--- Data excerpts ---
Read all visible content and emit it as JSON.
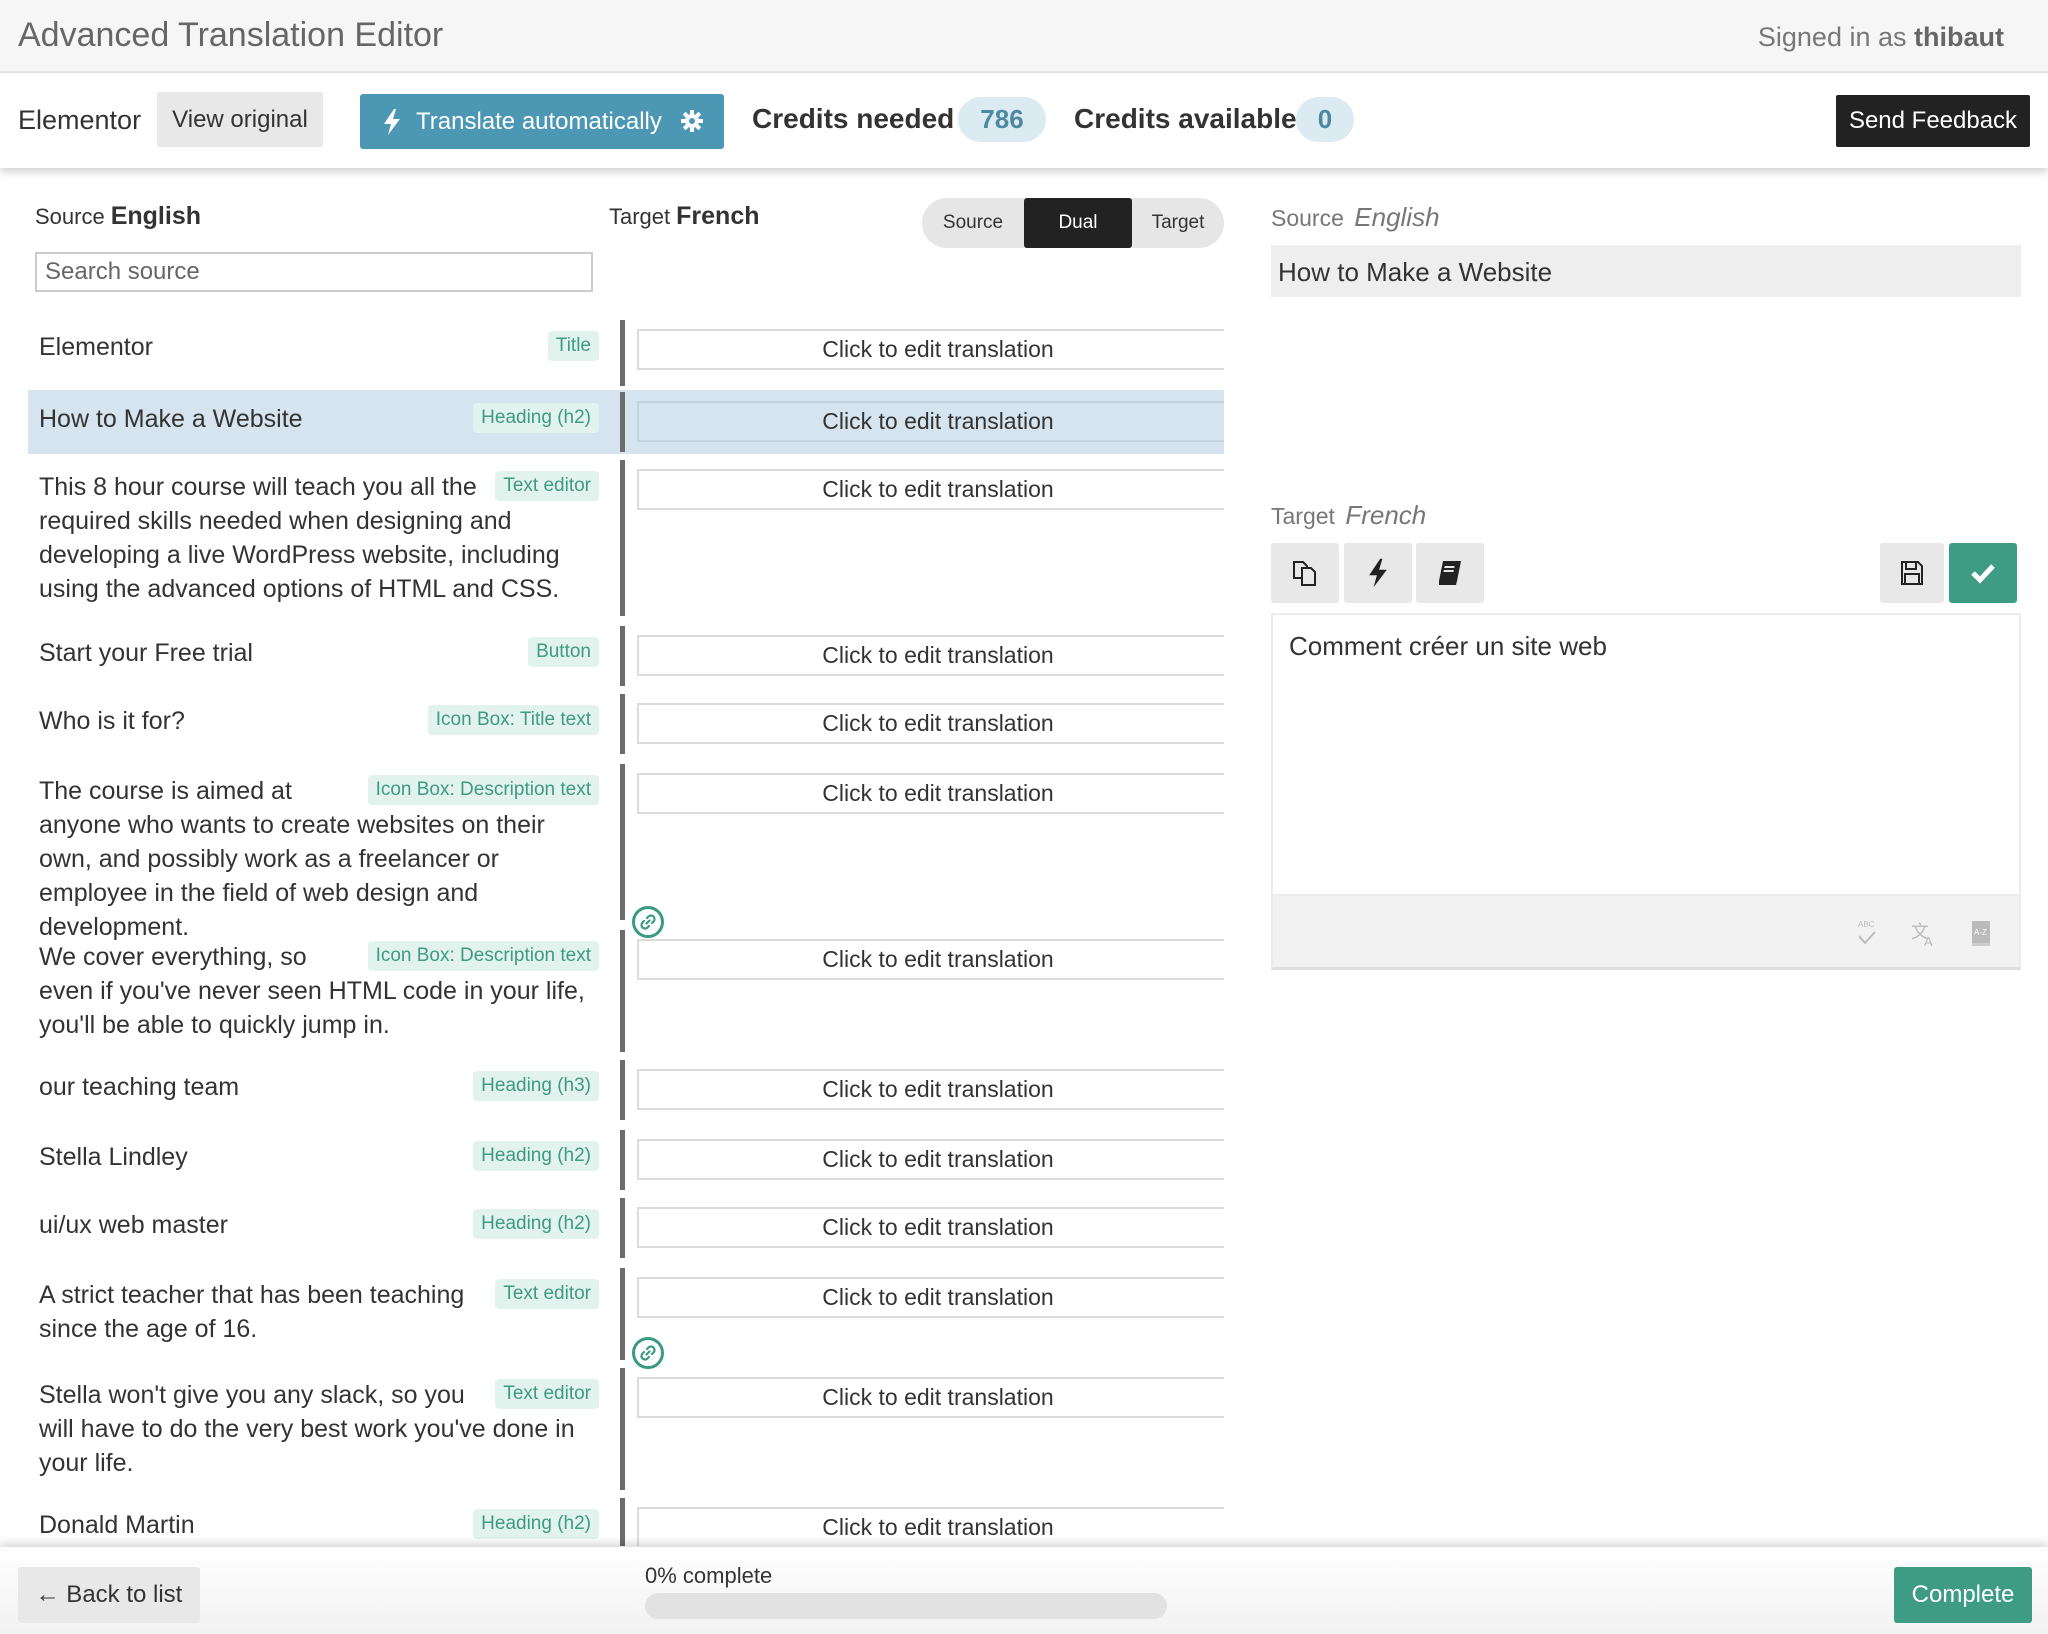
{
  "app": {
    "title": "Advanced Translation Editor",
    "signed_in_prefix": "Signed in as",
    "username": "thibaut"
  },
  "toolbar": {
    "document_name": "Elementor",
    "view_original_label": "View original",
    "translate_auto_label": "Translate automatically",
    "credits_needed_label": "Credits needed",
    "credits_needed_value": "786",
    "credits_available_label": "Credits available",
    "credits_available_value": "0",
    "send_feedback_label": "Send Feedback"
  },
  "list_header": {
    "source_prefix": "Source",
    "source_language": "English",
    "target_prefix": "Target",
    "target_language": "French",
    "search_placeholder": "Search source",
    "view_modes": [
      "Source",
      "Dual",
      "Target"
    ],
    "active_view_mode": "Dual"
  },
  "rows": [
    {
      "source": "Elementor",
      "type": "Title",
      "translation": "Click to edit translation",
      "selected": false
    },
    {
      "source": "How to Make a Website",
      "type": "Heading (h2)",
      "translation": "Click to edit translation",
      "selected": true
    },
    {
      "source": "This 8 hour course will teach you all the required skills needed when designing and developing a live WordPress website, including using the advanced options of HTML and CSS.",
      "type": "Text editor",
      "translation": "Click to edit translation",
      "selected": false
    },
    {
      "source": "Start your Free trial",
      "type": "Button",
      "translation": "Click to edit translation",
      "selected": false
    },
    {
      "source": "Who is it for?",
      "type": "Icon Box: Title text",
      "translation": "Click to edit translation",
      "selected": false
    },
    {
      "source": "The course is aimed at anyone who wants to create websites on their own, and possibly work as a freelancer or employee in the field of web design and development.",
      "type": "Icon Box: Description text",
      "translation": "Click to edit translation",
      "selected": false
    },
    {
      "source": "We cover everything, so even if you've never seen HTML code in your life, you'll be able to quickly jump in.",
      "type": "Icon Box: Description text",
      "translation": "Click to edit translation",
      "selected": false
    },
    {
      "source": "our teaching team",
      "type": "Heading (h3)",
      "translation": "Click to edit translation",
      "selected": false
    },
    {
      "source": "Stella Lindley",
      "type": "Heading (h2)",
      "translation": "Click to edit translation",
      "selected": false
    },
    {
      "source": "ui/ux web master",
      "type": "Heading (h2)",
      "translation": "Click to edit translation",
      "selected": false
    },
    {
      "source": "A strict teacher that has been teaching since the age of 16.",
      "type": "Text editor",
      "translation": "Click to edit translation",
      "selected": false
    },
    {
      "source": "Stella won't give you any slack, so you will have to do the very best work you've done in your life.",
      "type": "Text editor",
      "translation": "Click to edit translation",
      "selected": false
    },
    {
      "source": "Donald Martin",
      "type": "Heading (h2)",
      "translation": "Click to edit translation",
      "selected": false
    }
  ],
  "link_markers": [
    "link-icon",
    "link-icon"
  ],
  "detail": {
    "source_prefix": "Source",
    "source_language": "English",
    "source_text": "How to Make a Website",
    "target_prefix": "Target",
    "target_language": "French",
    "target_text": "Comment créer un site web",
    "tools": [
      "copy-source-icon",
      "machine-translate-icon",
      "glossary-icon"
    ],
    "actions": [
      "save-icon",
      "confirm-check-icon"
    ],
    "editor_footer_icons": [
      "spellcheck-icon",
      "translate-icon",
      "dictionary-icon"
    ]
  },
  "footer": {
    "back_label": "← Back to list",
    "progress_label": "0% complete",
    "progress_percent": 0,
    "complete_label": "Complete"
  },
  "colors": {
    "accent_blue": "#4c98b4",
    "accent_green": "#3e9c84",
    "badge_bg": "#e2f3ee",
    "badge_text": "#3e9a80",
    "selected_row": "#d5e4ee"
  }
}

--- Written exercise ---
Set the pictures aside and transcribe the data above exactly.

--- Solved exercise ---
Read all visible content and emit it as JSON.
{
  "app": {
    "title": "Advanced Translation Editor",
    "signed_in_prefix": "Signed in as",
    "username": "thibaut"
  },
  "toolbar": {
    "document_name": "Elementor",
    "view_original_label": "View original",
    "translate_auto_label": "Translate automatically",
    "credits_needed_label": "Credits needed",
    "credits_needed_value": "786",
    "credits_available_label": "Credits available",
    "credits_available_value": "0",
    "send_feedback_label": "Send Feedback"
  },
  "list_header": {
    "source_prefix": "Source",
    "source_language": "English",
    "target_prefix": "Target",
    "target_language": "French",
    "search_placeholder": "Search source",
    "view_modes": [
      "Source",
      "Dual",
      "Target"
    ],
    "active_view_mode": "Dual"
  },
  "rows": [
    {
      "source": "Elementor",
      "type": "Title",
      "translation": "Click to edit translation",
      "selected": false
    },
    {
      "source": "How to Make a Website",
      "type": "Heading (h2)",
      "translation": "Click to edit translation",
      "selected": true
    },
    {
      "source": "This 8 hour course will teach you all the required skills needed when designing and developing a live WordPress website, including using the advanced options of HTML and CSS.",
      "type": "Text editor",
      "translation": "Click to edit translation",
      "selected": false
    },
    {
      "source": "Start your Free trial",
      "type": "Button",
      "translation": "Click to edit translation",
      "selected": false
    },
    {
      "source": "Who is it for?",
      "type": "Icon Box: Title text",
      "translation": "Click to edit translation",
      "selected": false
    },
    {
      "source": "The course is aimed at anyone who wants to create websites on their own, and possibly work as a freelancer or employee in the field of web design and development.",
      "type": "Icon Box: Description text",
      "translation": "Click to edit translation",
      "selected": false
    },
    {
      "source": "We cover everything, so even if you've never seen HTML code in your life, you'll be able to quickly jump in.",
      "type": "Icon Box: Description text",
      "translation": "Click to edit translation",
      "selected": false
    },
    {
      "source": "our teaching team",
      "type": "Heading (h3)",
      "translation": "Click to edit translation",
      "selected": false
    },
    {
      "source": "Stella Lindley",
      "type": "Heading (h2)",
      "translation": "Click to edit translation",
      "selected": false
    },
    {
      "source": "ui/ux web master",
      "type": "Heading (h2)",
      "translation": "Click to edit translation",
      "selected": false
    },
    {
      "source": "A strict teacher that has been teaching since the age of 16.",
      "type": "Text editor",
      "translation": "Click to edit translation",
      "selected": false
    },
    {
      "source": "Stella won't give you any slack, so you will have to do the very best work you've done in your life.",
      "type": "Text editor",
      "translation": "Click to edit translation",
      "selected": false
    },
    {
      "source": "Donald Martin",
      "type": "Heading (h2)",
      "translation": "Click to edit translation",
      "selected": false
    }
  ],
  "link_markers": [
    "link-icon",
    "link-icon"
  ],
  "detail": {
    "source_prefix": "Source",
    "source_language": "English",
    "source_text": "How to Make a Website",
    "target_prefix": "Target",
    "target_language": "French",
    "target_text": "Comment créer un site web",
    "tools": [
      "copy-source-icon",
      "machine-translate-icon",
      "glossary-icon"
    ],
    "actions": [
      "save-icon",
      "confirm-check-icon"
    ],
    "editor_footer_icons": [
      "spellcheck-icon",
      "translate-icon",
      "dictionary-icon"
    ]
  },
  "footer": {
    "back_label": "← Back to list",
    "progress_label": "0% complete",
    "progress_percent": 0,
    "complete_label": "Complete"
  },
  "colors": {
    "accent_blue": "#4c98b4",
    "accent_green": "#3e9c84",
    "badge_bg": "#e2f3ee",
    "badge_text": "#3e9a80",
    "selected_row": "#d5e4ee"
  }
}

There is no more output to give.